**What the exercise asks:** Without the images, write out all of the following entries exactly.

#### Available data ####

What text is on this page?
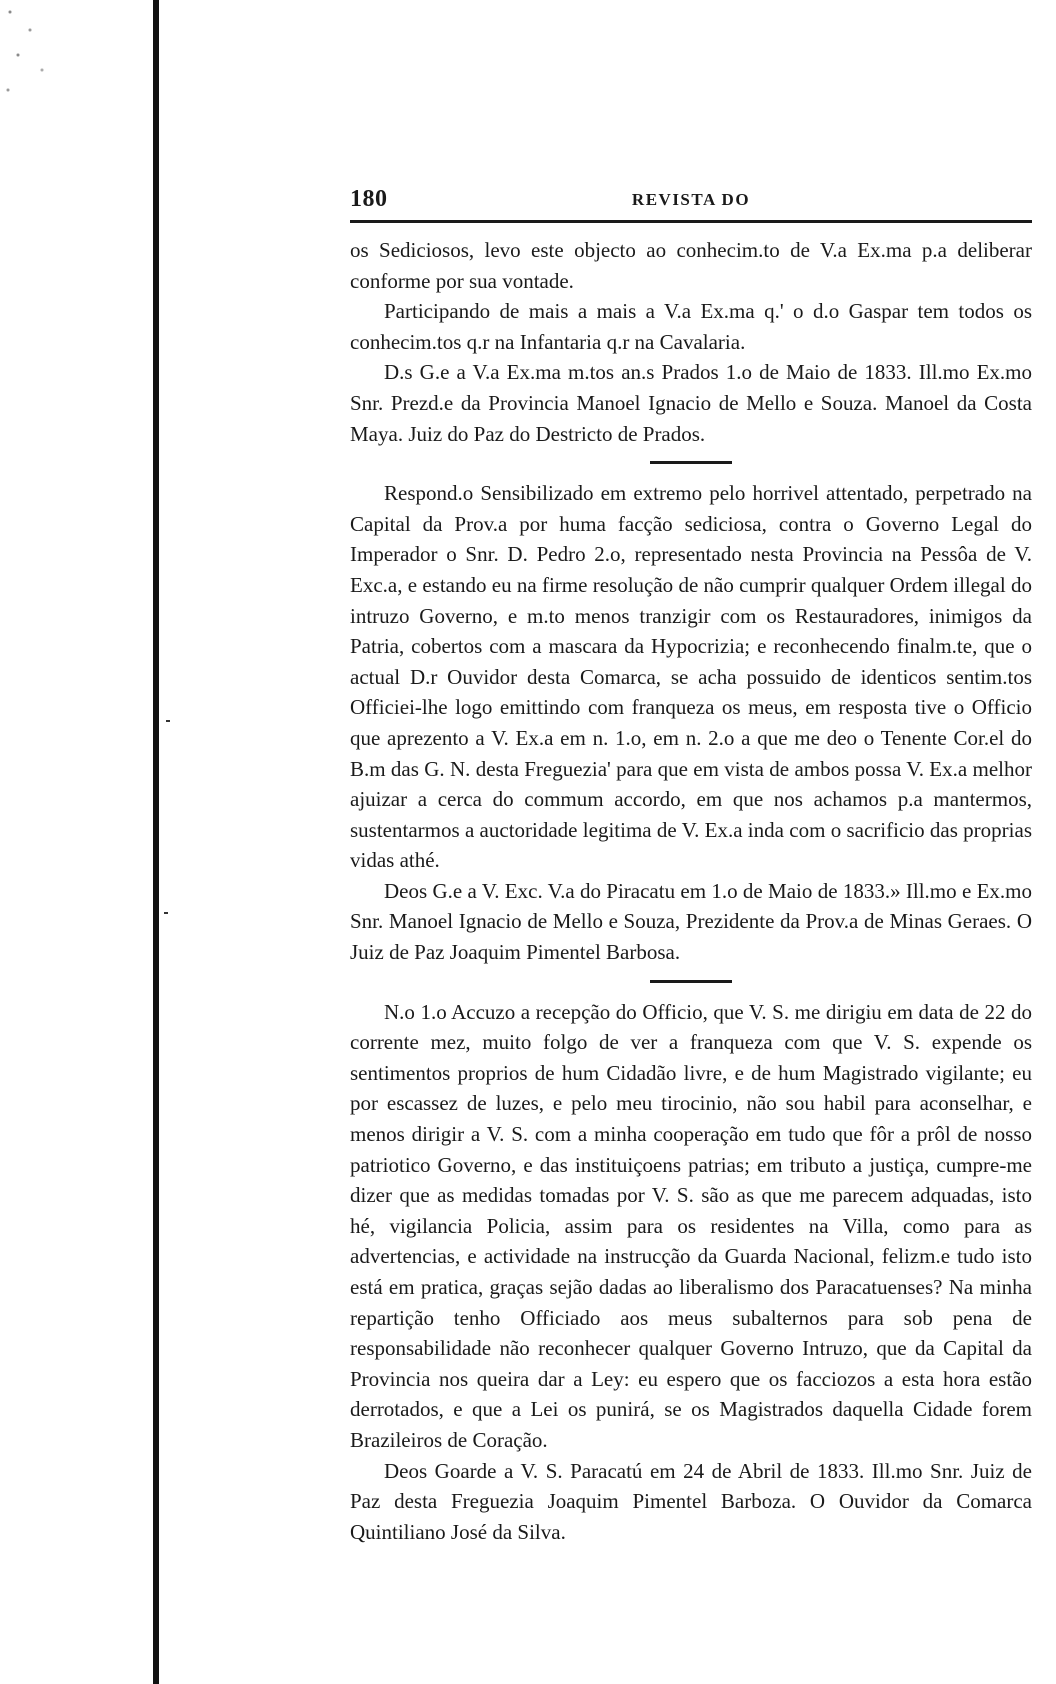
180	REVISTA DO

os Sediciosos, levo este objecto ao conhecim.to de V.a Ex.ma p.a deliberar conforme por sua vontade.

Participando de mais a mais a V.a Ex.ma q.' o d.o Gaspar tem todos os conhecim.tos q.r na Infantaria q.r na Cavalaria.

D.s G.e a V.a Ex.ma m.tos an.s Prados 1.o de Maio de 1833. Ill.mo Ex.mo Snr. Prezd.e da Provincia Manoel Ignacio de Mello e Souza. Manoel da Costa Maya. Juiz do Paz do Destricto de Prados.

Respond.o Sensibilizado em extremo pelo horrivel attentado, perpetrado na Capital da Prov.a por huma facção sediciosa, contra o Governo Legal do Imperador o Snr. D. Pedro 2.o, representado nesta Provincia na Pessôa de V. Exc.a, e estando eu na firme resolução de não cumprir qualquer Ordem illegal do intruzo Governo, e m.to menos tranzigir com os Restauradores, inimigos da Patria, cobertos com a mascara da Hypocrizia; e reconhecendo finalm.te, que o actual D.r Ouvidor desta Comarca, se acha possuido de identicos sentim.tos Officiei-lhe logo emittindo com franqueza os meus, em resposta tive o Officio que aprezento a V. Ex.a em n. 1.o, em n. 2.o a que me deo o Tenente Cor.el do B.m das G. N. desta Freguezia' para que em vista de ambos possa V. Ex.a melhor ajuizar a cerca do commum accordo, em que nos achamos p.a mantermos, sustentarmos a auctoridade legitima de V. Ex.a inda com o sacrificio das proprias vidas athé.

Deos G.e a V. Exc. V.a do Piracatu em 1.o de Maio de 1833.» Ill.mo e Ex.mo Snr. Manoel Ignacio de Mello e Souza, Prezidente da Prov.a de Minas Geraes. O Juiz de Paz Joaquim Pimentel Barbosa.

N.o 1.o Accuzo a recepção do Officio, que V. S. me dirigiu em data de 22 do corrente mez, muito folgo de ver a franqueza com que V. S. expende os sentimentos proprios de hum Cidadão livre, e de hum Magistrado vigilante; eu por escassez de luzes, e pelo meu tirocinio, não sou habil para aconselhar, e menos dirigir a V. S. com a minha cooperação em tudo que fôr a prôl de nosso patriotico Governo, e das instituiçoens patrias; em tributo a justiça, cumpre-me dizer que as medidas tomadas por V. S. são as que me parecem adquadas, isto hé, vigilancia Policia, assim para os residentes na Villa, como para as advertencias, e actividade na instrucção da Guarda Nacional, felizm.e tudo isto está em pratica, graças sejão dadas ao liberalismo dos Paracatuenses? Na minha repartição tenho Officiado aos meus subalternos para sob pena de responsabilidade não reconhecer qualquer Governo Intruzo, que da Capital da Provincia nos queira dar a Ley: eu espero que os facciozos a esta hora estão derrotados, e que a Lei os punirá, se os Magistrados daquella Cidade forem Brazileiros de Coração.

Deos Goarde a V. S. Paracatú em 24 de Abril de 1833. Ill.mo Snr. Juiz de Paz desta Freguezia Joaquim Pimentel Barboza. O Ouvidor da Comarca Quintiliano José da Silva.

####

**Reply to the exercise:**
What text is on this page?
180	REVISTA DO

os Sediciosos, levo este objecto ao conhecim.to de V.a Ex.ma p.a deliberar conforme por sua vontade.

Participando de mais a mais a V.a Ex.ma q.' o d.o Gaspar tem todos os conhecim.tos q.r na Infantaria q.r na Cavalaria.

D.s G.e a V.a Ex.ma m.tos an.s Prados 1.o de Maio de 1833. Ill.mo Ex.mo Snr. Prezd.e da Provincia Manoel Ignacio de Mello e Souza. Manoel da Costa Maya. Juiz do Paz do Destricto de Prados.

Respond.o Sensibilizado em extremo pelo horrivel attentado, perpetrado na Capital da Prov.a por huma facção sediciosa, contra o Governo Legal do Imperador o Snr. D. Pedro 2.o, representado nesta Provincia na Pessôa de V. Exc.a, e estando eu na firme resolução de não cumprir qualquer Ordem illegal do intruzo Governo, e m.to menos tranzigir com os Restauradores, inimigos da Patria, cobertos com a mascara da Hypocrizia; e reconhecendo finalm.te, que o actual D.r Ouvidor desta Comarca, se acha possuido de identicos sentim.tos Officiei-lhe logo emittindo com franqueza os meus, em resposta tive o Officio que aprezento a V. Ex.a em n. 1.o, em n. 2.o a que me deo o Tenente Cor.el do B.m das G. N. desta Freguezia' para que em vista de ambos possa V. Ex.a melhor ajuizar a cerca do commum accordo, em que nos achamos p.a mantermos, sustentarmos a auctoridade legitima de V. Ex.a inda com o sacrificio das proprias vidas athé.

Deos G.e a V. Exc. V.a do Piracatu em 1.o de Maio de 1833.» Ill.mo e Ex.mo Snr. Manoel Ignacio de Mello e Souza, Prezidente da Prov.a de Minas Geraes. O Juiz de Paz Joaquim Pimentel Barbosa.

N.o 1.o Accuzo a recepção do Officio, que V. S. me dirigiu em data de 22 do corrente mez, muito folgo de ver a franqueza com que V. S. expende os sentimentos proprios de hum Cidadão livre, e de hum Magistrado vigilante; eu por escassez de luzes, e pelo meu tirocinio, não sou habil para aconselhar, e menos dirigir a V. S. com a minha cooperação em tudo que fôr a prôl de nosso patriotico Governo, e das instituiçoens patrias; em tributo a justiça, cumpre-me dizer que as medidas tomadas por V. S. são as que me parecem adquadas, isto hé, vigilancia Policia, assim para os residentes na Villa, como para as advertencias, e actividade na instrucção da Guarda Nacional, felizm.e tudo isto está em pratica, graças sejão dadas ao liberalismo dos Paracatuenses? Na minha repartição tenho Officiado aos meus subalternos para sob pena de responsabilidade não reconhecer qualquer Governo Intruzo, que da Capital da Provincia nos queira dar a Ley: eu espero que os facciozos a esta hora estão derrotados, e que a Lei os punirá, se os Magistrados daquella Cidade forem Brazileiros de Coração.

Deos Goarde a V. S. Paracatú em 24 de Abril de 1833. Ill.mo Snr. Juiz de Paz desta Freguezia Joaquim Pimentel Barboza. O Ouvidor da Comarca Quintiliano José da Silva.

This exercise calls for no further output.